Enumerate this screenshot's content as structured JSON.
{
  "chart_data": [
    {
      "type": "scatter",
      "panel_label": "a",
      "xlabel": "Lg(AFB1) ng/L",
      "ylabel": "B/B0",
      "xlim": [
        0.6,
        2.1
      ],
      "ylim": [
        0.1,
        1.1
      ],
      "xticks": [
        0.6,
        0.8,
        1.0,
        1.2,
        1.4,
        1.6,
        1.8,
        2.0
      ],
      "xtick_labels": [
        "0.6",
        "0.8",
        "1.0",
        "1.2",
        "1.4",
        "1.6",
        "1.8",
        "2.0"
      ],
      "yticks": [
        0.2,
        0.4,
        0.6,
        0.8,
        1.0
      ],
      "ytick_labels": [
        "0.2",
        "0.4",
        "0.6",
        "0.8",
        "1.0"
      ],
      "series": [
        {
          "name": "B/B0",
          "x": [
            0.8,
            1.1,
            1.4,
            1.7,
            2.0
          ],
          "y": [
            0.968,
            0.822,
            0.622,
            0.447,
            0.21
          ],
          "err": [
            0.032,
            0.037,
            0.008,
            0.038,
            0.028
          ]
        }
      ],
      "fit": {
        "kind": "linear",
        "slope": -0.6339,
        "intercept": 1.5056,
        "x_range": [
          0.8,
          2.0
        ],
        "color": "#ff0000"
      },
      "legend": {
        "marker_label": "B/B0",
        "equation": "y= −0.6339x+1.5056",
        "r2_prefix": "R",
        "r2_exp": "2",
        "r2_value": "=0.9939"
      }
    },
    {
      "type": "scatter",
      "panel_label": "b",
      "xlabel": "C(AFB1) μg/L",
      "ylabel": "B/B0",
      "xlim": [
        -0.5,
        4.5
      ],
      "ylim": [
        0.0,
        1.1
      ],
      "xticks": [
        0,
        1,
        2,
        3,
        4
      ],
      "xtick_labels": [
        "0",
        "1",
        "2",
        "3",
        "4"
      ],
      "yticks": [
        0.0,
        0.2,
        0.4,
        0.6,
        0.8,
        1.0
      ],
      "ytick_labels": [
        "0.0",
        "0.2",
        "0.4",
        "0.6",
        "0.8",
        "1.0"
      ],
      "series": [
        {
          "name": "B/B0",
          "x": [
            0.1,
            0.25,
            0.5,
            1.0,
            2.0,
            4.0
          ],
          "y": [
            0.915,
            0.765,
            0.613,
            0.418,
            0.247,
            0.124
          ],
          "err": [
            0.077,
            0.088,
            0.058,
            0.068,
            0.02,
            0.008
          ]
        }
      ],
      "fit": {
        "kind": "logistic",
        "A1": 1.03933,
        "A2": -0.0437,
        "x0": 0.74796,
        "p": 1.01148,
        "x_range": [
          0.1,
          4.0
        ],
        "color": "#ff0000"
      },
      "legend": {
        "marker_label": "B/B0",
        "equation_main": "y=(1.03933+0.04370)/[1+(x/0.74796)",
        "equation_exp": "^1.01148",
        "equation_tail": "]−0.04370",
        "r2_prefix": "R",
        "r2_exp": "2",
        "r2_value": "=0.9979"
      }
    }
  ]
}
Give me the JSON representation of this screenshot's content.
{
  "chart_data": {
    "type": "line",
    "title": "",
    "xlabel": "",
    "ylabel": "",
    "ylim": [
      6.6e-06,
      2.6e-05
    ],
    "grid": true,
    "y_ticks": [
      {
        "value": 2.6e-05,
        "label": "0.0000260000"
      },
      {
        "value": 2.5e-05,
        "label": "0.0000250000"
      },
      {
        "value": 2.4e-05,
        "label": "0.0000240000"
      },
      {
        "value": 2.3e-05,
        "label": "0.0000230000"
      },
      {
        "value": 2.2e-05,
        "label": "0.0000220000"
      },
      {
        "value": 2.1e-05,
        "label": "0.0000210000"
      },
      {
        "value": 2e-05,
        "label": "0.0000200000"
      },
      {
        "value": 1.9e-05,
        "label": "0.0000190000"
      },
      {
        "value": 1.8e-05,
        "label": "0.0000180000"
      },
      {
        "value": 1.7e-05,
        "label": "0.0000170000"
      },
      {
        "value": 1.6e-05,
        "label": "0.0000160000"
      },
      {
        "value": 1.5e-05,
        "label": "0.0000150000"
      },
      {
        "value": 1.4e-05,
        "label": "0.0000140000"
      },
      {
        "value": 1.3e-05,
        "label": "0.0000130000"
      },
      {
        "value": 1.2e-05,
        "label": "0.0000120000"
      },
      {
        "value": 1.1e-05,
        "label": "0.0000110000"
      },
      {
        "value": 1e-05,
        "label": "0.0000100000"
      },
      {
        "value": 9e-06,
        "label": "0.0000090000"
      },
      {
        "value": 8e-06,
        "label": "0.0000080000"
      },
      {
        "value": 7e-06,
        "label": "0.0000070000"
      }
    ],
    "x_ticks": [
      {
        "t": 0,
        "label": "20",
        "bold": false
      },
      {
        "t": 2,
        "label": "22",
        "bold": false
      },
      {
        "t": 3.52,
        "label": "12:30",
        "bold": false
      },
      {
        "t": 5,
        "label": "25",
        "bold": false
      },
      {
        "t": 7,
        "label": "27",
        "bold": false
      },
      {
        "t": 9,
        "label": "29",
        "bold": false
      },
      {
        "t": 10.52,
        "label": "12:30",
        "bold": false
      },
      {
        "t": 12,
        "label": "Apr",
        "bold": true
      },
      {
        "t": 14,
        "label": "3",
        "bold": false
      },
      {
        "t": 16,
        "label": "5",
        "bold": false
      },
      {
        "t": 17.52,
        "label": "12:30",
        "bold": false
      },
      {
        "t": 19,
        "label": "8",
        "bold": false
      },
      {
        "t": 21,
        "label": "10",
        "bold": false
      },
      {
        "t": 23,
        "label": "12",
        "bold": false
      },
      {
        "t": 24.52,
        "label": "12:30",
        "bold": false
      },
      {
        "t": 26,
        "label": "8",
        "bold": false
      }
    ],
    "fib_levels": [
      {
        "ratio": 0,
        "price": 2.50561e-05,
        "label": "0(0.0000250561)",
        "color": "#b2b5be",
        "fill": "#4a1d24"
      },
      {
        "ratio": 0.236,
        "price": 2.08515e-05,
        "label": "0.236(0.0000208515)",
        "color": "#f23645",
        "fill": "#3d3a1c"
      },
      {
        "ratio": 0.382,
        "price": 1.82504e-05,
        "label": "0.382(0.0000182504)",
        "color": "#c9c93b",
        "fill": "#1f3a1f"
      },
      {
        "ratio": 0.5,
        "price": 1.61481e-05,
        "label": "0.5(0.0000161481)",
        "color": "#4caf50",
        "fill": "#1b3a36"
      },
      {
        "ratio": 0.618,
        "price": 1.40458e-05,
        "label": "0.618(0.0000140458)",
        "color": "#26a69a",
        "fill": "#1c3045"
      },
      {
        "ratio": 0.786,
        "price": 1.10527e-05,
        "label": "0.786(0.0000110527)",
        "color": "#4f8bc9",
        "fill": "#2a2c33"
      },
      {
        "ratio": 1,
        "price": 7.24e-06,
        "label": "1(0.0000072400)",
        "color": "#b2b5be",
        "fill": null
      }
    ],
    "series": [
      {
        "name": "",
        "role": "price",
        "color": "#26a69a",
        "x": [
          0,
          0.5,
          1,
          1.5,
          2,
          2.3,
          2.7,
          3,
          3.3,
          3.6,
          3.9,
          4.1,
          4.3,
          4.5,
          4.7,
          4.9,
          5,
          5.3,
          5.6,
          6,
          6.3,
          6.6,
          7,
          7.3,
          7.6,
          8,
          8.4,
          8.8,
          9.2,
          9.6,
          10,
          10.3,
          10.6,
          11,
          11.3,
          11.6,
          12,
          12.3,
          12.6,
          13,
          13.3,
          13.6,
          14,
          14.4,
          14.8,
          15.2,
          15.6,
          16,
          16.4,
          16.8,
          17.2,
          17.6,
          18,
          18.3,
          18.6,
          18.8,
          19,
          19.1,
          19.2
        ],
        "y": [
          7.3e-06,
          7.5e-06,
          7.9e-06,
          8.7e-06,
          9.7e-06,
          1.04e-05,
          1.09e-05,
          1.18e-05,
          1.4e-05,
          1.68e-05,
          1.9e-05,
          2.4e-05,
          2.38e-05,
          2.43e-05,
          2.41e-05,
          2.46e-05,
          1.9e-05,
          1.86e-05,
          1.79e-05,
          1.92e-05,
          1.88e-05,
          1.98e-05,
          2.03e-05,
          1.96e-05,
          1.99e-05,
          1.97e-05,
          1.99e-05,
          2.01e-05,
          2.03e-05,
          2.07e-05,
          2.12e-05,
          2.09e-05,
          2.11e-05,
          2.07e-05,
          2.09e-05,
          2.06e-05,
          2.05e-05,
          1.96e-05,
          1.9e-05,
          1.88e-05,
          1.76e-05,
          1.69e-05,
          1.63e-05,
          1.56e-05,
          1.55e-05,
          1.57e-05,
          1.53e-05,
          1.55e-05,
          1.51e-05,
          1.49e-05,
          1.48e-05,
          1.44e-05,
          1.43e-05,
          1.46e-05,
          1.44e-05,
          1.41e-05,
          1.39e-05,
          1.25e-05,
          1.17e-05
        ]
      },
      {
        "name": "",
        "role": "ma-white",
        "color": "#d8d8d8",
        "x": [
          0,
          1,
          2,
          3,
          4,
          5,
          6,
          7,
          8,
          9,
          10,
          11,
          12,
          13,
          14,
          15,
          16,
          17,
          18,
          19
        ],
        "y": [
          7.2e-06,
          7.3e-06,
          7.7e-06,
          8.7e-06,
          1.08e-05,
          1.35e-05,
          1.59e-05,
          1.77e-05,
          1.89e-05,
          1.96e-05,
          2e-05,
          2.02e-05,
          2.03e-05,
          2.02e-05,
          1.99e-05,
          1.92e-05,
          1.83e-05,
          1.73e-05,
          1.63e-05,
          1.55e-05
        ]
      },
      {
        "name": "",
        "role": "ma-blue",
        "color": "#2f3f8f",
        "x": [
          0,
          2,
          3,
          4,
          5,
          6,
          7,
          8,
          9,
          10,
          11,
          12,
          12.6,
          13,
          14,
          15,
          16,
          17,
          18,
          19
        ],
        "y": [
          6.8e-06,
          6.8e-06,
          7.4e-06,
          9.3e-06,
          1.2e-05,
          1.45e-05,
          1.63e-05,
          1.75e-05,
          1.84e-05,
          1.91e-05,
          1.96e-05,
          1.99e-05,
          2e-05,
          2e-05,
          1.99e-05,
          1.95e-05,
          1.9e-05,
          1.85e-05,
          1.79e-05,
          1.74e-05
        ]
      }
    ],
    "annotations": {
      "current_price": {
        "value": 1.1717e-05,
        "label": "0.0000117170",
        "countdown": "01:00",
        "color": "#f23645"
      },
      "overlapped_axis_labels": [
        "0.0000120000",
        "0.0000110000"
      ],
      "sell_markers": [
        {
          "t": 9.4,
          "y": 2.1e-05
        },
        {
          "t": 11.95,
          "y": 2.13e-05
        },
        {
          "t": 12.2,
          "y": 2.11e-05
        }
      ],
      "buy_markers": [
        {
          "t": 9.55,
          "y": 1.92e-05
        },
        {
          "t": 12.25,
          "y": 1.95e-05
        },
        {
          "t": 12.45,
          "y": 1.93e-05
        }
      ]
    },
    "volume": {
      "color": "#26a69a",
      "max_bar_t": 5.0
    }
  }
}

#### EXERCISE:
In the listing, find each line with the string "ratio" and copy it.

#### OUTPUT OF THE TASK:
        "ratio": 0,
        "ratio": 0.236,
        "ratio": 0.382,
        "ratio": 0.5,
        "ratio": 0.618,
        "ratio": 0.786,
        "ratio": 1,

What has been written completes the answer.